TEXT UNDER STUDY START
The University of Virginia said on Friday that hackers managed to break into a "component" of an HR system and access sensitive information, including W-2s and banking details of University employees.
In a security incident notice, the University said the FBI recently notified the University of a data breach following a law enforcement investigation, which resulted in suspects overseas involved in the incident being taken into custody.
“In collaboration with the FBI, the University confirmed that unauthorized individuals illegally accessed a component of our human resources system, exposing personally identifiable information of a subset of Academic Division employees,” the notice said.
According to the University, the attack came via a phishing email scam by which the attackers sent emails asking recipients to click on a link and provide user names and passwords.
After successfully gaining valid user credentials, the cybercriminals were able to gain access to the HR system and the W-2s of approximately 1,400 employees. Additionally, direct deposit banking information of 40 employees was accessed.
After investigating the incident, it was determined that the attackers gained access to the HR records beginning in early November 2014, with the last suspected intrusion occurring in early February 2015.
Fortunately, the breach affected a small percentage of the 20,000 people employed by the University.
TEXT UNDER STUDY END
DATA UNDER STUDY START
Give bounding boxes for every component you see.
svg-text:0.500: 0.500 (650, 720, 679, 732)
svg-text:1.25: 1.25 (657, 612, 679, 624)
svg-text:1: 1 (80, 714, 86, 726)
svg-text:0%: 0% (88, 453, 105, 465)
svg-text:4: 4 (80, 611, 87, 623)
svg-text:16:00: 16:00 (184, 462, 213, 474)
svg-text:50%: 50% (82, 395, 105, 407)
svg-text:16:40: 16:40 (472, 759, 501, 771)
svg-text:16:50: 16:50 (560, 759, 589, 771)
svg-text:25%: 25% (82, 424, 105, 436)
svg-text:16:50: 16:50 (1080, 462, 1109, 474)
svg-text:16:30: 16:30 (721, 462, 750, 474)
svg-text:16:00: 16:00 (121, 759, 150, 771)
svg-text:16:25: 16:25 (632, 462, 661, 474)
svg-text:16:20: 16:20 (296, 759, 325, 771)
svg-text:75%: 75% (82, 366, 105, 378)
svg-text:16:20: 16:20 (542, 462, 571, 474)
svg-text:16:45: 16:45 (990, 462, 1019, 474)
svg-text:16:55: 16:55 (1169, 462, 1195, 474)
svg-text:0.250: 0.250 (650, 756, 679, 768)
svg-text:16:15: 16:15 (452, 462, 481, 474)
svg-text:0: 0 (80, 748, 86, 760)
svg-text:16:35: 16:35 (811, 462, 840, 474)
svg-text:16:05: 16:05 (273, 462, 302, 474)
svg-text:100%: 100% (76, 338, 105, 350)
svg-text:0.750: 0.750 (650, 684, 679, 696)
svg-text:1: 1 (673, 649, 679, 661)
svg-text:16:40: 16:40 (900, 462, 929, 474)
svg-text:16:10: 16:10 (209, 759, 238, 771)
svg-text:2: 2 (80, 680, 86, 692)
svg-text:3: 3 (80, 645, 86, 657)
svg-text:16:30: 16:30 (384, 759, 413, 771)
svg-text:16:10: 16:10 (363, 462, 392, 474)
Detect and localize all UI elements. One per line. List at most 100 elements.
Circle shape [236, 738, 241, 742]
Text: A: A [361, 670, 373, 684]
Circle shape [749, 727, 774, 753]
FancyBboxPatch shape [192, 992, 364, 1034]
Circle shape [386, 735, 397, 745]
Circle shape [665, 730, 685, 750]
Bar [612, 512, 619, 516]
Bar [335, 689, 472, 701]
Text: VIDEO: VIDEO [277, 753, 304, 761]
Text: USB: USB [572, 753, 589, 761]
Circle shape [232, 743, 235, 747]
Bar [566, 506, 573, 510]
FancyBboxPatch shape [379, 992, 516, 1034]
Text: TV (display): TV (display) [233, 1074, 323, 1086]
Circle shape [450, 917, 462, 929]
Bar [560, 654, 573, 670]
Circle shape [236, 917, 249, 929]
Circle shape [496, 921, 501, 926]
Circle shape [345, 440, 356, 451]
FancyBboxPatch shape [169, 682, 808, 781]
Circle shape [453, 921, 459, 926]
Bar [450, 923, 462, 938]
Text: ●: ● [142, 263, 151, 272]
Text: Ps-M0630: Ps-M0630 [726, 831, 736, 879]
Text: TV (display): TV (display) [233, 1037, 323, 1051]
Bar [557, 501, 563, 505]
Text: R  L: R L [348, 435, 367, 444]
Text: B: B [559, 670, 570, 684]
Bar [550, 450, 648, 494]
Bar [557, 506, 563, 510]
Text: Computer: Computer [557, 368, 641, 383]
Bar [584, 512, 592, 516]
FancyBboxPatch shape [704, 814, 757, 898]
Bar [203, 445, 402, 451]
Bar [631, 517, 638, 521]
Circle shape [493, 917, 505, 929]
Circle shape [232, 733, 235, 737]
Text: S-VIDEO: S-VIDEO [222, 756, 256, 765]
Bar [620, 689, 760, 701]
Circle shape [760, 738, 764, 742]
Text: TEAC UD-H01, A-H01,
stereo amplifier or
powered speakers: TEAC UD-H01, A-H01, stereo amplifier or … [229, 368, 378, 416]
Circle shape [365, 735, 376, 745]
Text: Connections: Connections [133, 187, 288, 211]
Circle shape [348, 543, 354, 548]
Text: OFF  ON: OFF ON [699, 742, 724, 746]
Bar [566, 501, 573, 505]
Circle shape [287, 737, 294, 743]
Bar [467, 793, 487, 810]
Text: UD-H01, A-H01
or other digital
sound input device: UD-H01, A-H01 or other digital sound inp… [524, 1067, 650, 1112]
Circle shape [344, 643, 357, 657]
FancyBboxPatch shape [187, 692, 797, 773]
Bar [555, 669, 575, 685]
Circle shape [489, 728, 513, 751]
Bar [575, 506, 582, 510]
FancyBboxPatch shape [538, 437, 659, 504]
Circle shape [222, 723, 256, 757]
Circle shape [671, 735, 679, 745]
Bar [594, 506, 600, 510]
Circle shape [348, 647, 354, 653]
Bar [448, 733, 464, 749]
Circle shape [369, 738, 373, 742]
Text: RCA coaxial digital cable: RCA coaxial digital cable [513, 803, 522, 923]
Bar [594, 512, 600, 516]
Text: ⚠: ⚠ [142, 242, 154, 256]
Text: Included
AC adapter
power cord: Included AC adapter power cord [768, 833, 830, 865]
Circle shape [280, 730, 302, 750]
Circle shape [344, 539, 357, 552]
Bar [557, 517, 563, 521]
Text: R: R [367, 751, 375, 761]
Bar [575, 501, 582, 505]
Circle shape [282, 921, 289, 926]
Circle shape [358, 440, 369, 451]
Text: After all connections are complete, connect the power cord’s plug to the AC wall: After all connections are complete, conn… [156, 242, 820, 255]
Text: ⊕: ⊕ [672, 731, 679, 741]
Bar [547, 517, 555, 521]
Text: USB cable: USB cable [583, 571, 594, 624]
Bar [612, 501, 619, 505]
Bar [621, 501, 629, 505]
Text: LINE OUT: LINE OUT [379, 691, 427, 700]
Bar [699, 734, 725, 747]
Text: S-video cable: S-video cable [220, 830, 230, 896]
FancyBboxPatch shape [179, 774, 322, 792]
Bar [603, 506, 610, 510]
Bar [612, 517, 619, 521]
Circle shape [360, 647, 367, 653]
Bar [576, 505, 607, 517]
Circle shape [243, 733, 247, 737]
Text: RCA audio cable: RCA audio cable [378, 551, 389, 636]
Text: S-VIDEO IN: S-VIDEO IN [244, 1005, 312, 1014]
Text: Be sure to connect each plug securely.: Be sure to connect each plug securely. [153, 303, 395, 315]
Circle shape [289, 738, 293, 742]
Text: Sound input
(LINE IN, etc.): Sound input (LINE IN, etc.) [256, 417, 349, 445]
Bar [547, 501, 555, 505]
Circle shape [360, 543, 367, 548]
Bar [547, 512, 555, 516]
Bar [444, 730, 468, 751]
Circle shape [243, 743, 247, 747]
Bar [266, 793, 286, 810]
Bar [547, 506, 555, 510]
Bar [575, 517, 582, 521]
DATA UNDER STUDY END
PROBLEMS AND TASKS:
- a) Revise the passage of the University of Virginia breach article that opens with the words containing "After successfully gaining" and closes with "by the University.", putting "intruders" in place of "cybercriminals".
- b) Continue the University of Virginia breach article from the point where it stops.

RESPONSES BY TASK:
- a)
After successfully gaining valid user credentials, the intruders were able to gain access to the HR system and the W-2s of approximately 1,400 employees. Additionally, direct deposit banking information of 40 employees was accessed.
After investigating the incident, it was determined that the attackers gained access to the HR records beginning in early November 2014, with the last suspected intrusion occurring in early February 2015.
Fortunately, the breach affected a small percentage of the 20,000 people employed by the University.

- b)
“Phishing attacks have plagued and ravaged institutions for years, and will only escalate in 2016,” Adam Levin, Chairman and Founder of IDT911, told SecurityWeek. “While we don't have intimate knowledge of the specific security protocols at UVA, it is clear that even if their IT and Information Security departments did everything right, one or more employees who click on a malicious link can be unwitting co-conspirators in the compromise of a database holding the personal information of countless individuals.”
“Even though this was a relatively small breach, the implications to the victims can be very far-reaching,” said Paul Martini, CEO of iboss Cybersecurity. “Personal and financial information, like the bank documents and Social Security Numbers stolen in the University of Virginia hack, is very lucrative for hackers to sell on the black market. This is another reminder that even sophisticated networks need to improve their safeguards against data breaches by focusing on stopping malware from stealing information after a hacker has infiltrated the network.”